++++ Given records ++++

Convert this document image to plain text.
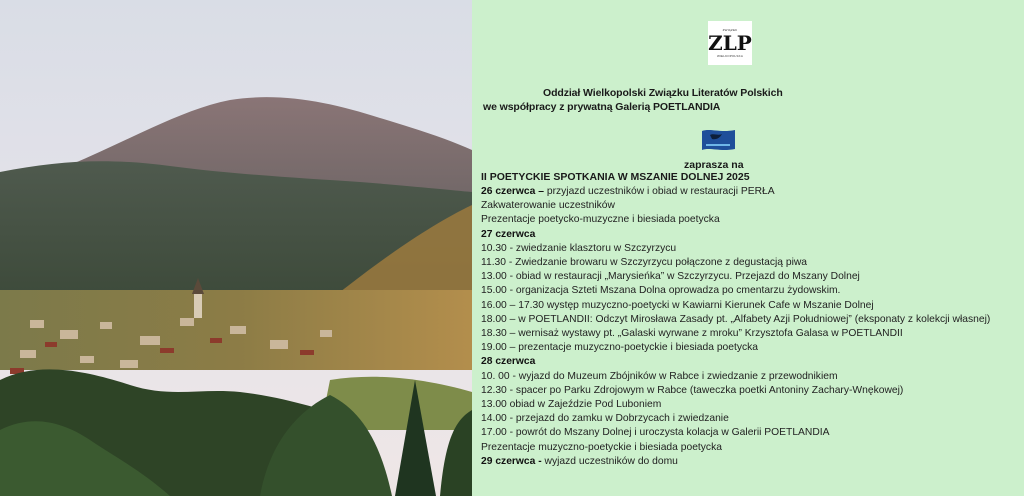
ZWIĄZEK
ZLP
WIELKOPOLSKA
Oddział Wielkopolski Związku Literatów Polskich
we współpracy z prywatną Galerią POETLANDIA
zaprasza na
II POETYCKIE SPOTKANIA W MSZANIE DOLNEJ 2025
26 czerwca – przyjazd uczestników i obiad w restauracji PERŁA
Zakwaterowanie uczestników
Prezentacje poetycko-muzyczne i biesiada poetycka
27 czerwca
10.30 - zwiedzanie klasztoru w Szczyrzycu
11.30 - Zwiedzanie browaru w Szczyrzycu połączone z degustacją piwa
13.00 - obiad w restauracji „Marysieńka” w Szczyrzycu. Przejazd do Mszany Dolnej
15.00 - organizacja Szteti Mszana Dolna oprowadza po cmentarzu żydowskim.
16.00 – 17.30 występ muzyczno-poetycki w Kawiarni Kierunek Cafe w Mszanie Dolnej
18.00 – w POETLANDII: Odczyt Mirosława Zasady pt. „Alfabety Azji Południowej” (eksponaty z kolekcji własnej)
18.30 – wernisaż wystawy pt. „Galaski wyrwane z mroku” Krzysztofa Galasa w POETLANDII
19.00 – prezentacje muzyczno-poetyckie i biesiada poetycka
28 czerwca
10. 00 - wyjazd do Muzeum Zbójników w Rabce i zwiedzanie z przewodnikiem
12.30 - spacer po Parku Zdrojowym w Rabce (taweczka poetki Antoniny Zachary-Wnękowej)
13.00 obiad w Zajeździe Pod Luboniem
14.00 - przejazd do zamku w Dobrzycach i zwiedzanie
17.00 - powrót do Mszany Dolnej i uroczysta kolacja w Galerii POETLANDIA
Prezentacje muzyczno-poetyckie i biesiada poetycka
29 czerwca - wyjazd uczestników do domu
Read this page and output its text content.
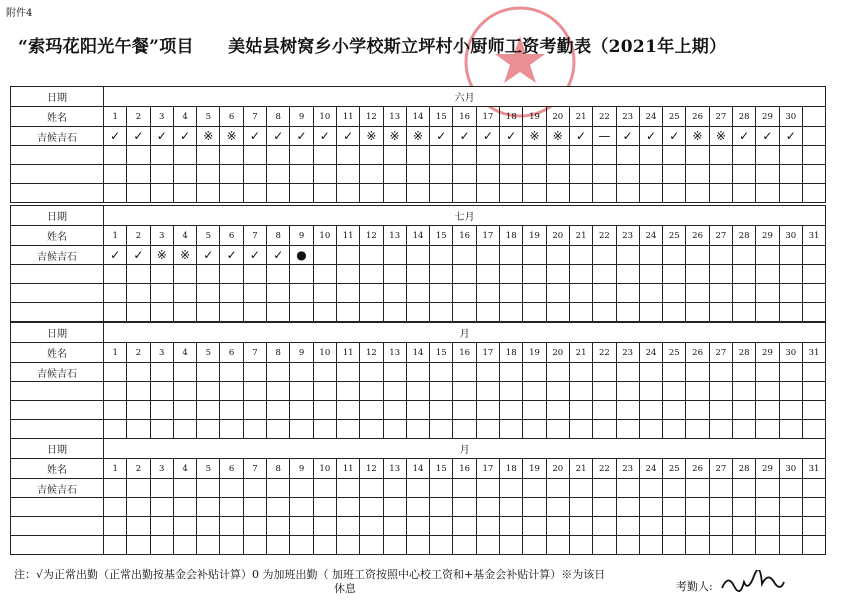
附件4
“索玛花阳光午餐”项目 美姑县树窝乡小学校斯立坪村小厨师工资考勤表（2021年上期）
日期	六月																														
姓名	1	2	3	4	5	6	7	8	9	10	11	12	13	14	15	16	17	18	19	20	21	22	23	24	25	26	27	28	29	30	
吉候吉石	✓	✓	✓	✓	※	※	✓	✓	✓	✓	✓	※	※	※	✓	✓	✓	✓	※	※	✓	—	✓	✓	✓	※	※	✓	✓	✓	

日期	七月																														
姓名	1	2	3	4	5	6	7	8	9	10	11	12	13	14	15	16	17	18	19	20	21	22	23	24	25	26	27	28	29	30	31
吉候吉石	✓	✓	※	※	✓	✓	✓	✓	●																						

日期	月																														
姓名	1	2	3	4	5	6	7	8	9	10	11	12	13	14	15	16	17	18	19	20	21	22	23	24	25	26	27	28	29	30	31
吉候吉石																															

日期	月																														
姓名	1	2	3	4	5	6	7	8	9	10	11	12	13	14	15	16	17	18	19	20	21	22	23	24	25	26	27	28	29	30	31
吉候吉石																															

注：√为正常出勤（正常出勤按基金会补贴计算）0 为加班出勤（ 加班工资按照中心校工资和+基金会补贴计算）※为该日
休息	考勤人:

++++

--- Given instruction ---
Output a single number: how many lines contain the word "muzyczno".

--- Reply ---
3